SHORT EXERCISE
Without the pictures, can you quote each line below exactly?

====== EXCERPTED RECORDS

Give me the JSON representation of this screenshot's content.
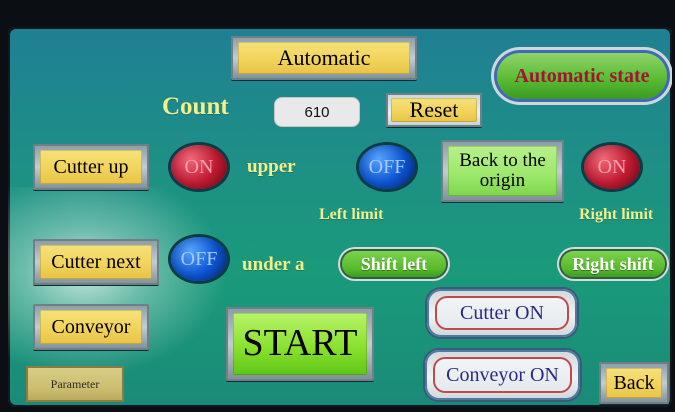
{
  "screen": {
    "top_title": "Automatic",
    "state_badge": "Automatic state",
    "count_label": "Count",
    "count_value": "610",
    "reset_button": "Reset",
    "buttons": {
      "cutter_up": "Cutter up",
      "cutter_next": "Cutter next",
      "conveyor": "Conveyor",
      "parameter": "Parameter",
      "back_to_origin": "Back to the origin",
      "start": "START",
      "back": "Back",
      "cutter_on": "Cutter ON",
      "conveyor_on": "Conveyor ON",
      "shift_left": "Shift left",
      "right_shift": "Right shift"
    },
    "indicators": {
      "upper_state": "ON",
      "under_state": "OFF",
      "left_limit_state": "OFF",
      "right_limit_state": "ON"
    },
    "labels": {
      "upper": "upper",
      "under_a": "under a",
      "left_limit": "Left limit",
      "right_limit": "Right limit"
    }
  }
}
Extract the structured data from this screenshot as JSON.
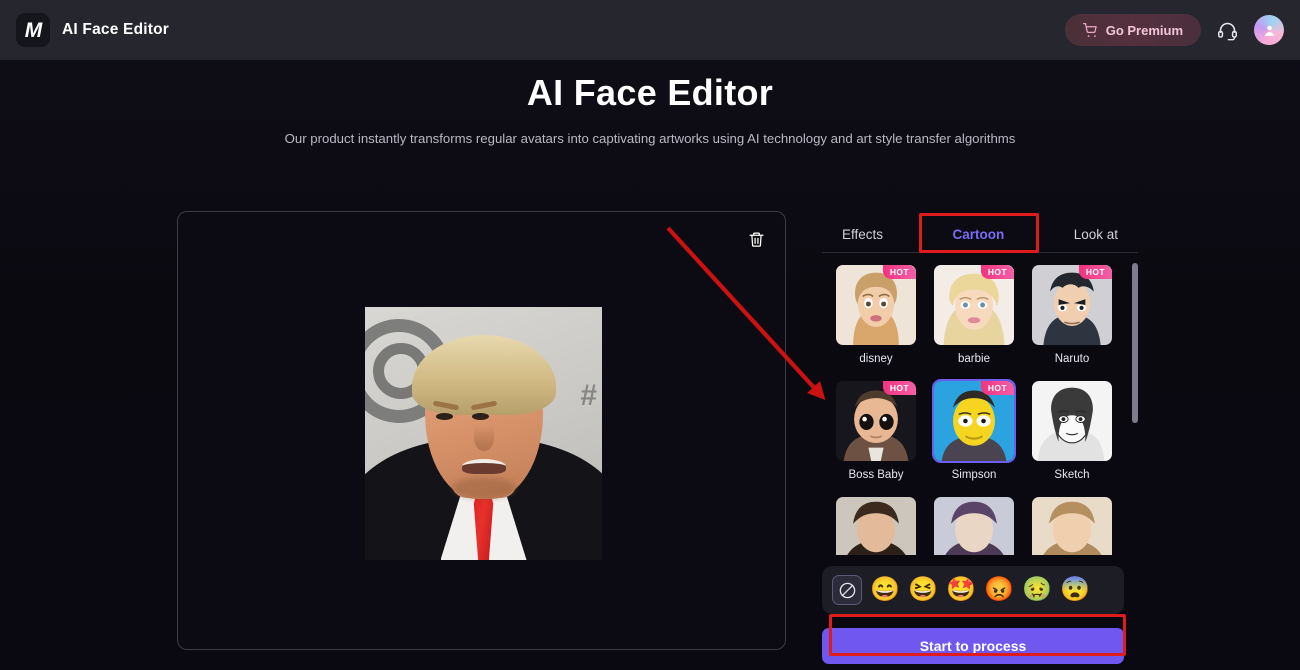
{
  "header": {
    "logo_icon": "app-logo-icon",
    "brand_title": "AI Face Editor",
    "premium_label": "Go Premium",
    "cart_icon": "shopping-cart-icon",
    "support_icon": "headset-icon",
    "avatar_icon": "user-avatar-icon"
  },
  "hero": {
    "title": "AI Face Editor",
    "subtitle": "Our product instantly transforms regular avatars into captivating artworks using AI technology and art style transfer algorithms"
  },
  "canvas": {
    "delete_icon": "trash-icon",
    "photo_alt": "uploaded-portrait-photo"
  },
  "panel": {
    "tabs": [
      {
        "label": "Effects",
        "active": false
      },
      {
        "label": "Cartoon",
        "active": true
      },
      {
        "label": "Look at",
        "active": false
      }
    ],
    "styles": [
      {
        "label": "disney",
        "hot": true,
        "selected": false
      },
      {
        "label": "barbie",
        "hot": true,
        "selected": false
      },
      {
        "label": "Naruto",
        "hot": true,
        "selected": false
      },
      {
        "label": "Boss Baby",
        "hot": true,
        "selected": false
      },
      {
        "label": "Simpson",
        "hot": true,
        "selected": true
      },
      {
        "label": "Sketch",
        "hot": false,
        "selected": false
      },
      {
        "label": "",
        "hot": false,
        "selected": false
      },
      {
        "label": "",
        "hot": false,
        "selected": false
      },
      {
        "label": "",
        "hot": false,
        "selected": false
      }
    ],
    "hot_badge_text": "HOT",
    "emojis": [
      {
        "name": "no-expression-icon",
        "glyph": "",
        "selected": true
      },
      {
        "name": "grinning-face-emoji",
        "glyph": "😄",
        "selected": false
      },
      {
        "name": "laughing-crying-face-emoji",
        "glyph": "😆",
        "selected": false
      },
      {
        "name": "excited-face-emoji",
        "glyph": "🤩",
        "selected": false
      },
      {
        "name": "angry-face-emoji",
        "glyph": "😡",
        "selected": false
      },
      {
        "name": "nauseated-face-emoji",
        "glyph": "🤢",
        "selected": false
      },
      {
        "name": "shocked-face-emoji",
        "glyph": "😨",
        "selected": false
      }
    ],
    "process_label": "Start to process"
  },
  "colors": {
    "accent_purple": "#6f57f0",
    "tab_active": "#7a6bf5",
    "hot_badge": "#f2337f",
    "annotation_red": "#e01b1b",
    "header_bg": "#26262e",
    "page_bg": "#0b0910"
  }
}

============

ANSWER
Give me the JSON representation of this screenshot's content.
{
  "screen": {
    "top_title": "Automatic",
    "state_badge": "Automatic state",
    "count_label": "Count",
    "count_value": "610",
    "reset_button": "Reset",
    "buttons": {
      "cutter_up": "Cutter up",
      "cutter_next": "Cutter next",
      "conveyor": "Conveyor",
      "parameter": "Parameter",
      "back_to_origin": "Back to the origin",
      "start": "START",
      "back": "Back",
      "cutter_on": "Cutter ON",
      "conveyor_on": "Conveyor ON",
      "shift_left": "Shift left",
      "right_shift": "Right shift"
    },
    "indicators": {
      "upper_state": "ON",
      "under_state": "OFF",
      "left_limit_state": "OFF",
      "right_limit_state": "ON"
    },
    "labels": {
      "upper": "upper",
      "under_a": "under a",
      "left_limit": "Left limit",
      "right_limit": "Right limit"
    }
  }
}
Extract the structured data from this screenshot as JSON.
{
  "header": {
    "logo_icon": "app-logo-icon",
    "brand_title": "AI Face Editor",
    "premium_label": "Go Premium",
    "cart_icon": "shopping-cart-icon",
    "support_icon": "headset-icon",
    "avatar_icon": "user-avatar-icon"
  },
  "hero": {
    "title": "AI Face Editor",
    "subtitle": "Our product instantly transforms regular avatars into captivating artworks using AI technology and art style transfer algorithms"
  },
  "canvas": {
    "delete_icon": "trash-icon",
    "photo_alt": "uploaded-portrait-photo"
  },
  "panel": {
    "tabs": [
      {
        "label": "Effects",
        "active": false
      },
      {
        "label": "Cartoon",
        "active": true
      },
      {
        "label": "Look at",
        "active": false
      }
    ],
    "styles": [
      {
        "label": "disney",
        "hot": true,
        "selected": false
      },
      {
        "label": "barbie",
        "hot": true,
        "selected": false
      },
      {
        "label": "Naruto",
        "hot": true,
        "selected": false
      },
      {
        "label": "Boss Baby",
        "hot": true,
        "selected": false
      },
      {
        "label": "Simpson",
        "hot": true,
        "selected": true
      },
      {
        "label": "Sketch",
        "hot": false,
        "selected": false
      },
      {
        "label": "",
        "hot": false,
        "selected": false
      },
      {
        "label": "",
        "hot": false,
        "selected": false
      },
      {
        "label": "",
        "hot": false,
        "selected": false
      }
    ],
    "hot_badge_text": "HOT",
    "emojis": [
      {
        "name": "no-expression-icon",
        "glyph": "",
        "selected": true
      },
      {
        "name": "grinning-face-emoji",
        "glyph": "😄",
        "selected": false
      },
      {
        "name": "laughing-crying-face-emoji",
        "glyph": "😆",
        "selected": false
      },
      {
        "name": "excited-face-emoji",
        "glyph": "🤩",
        "selected": false
      },
      {
        "name": "angry-face-emoji",
        "glyph": "😡",
        "selected": false
      },
      {
        "name": "nauseated-face-emoji",
        "glyph": "🤢",
        "selected": false
      },
      {
        "name": "shocked-face-emoji",
        "glyph": "😨",
        "selected": false
      }
    ],
    "process_label": "Start to process"
  },
  "colors": {
    "accent_purple": "#6f57f0",
    "tab_active": "#7a6bf5",
    "hot_badge": "#f2337f",
    "annotation_red": "#e01b1b",
    "header_bg": "#26262e",
    "page_bg": "#0b0910"
  }
}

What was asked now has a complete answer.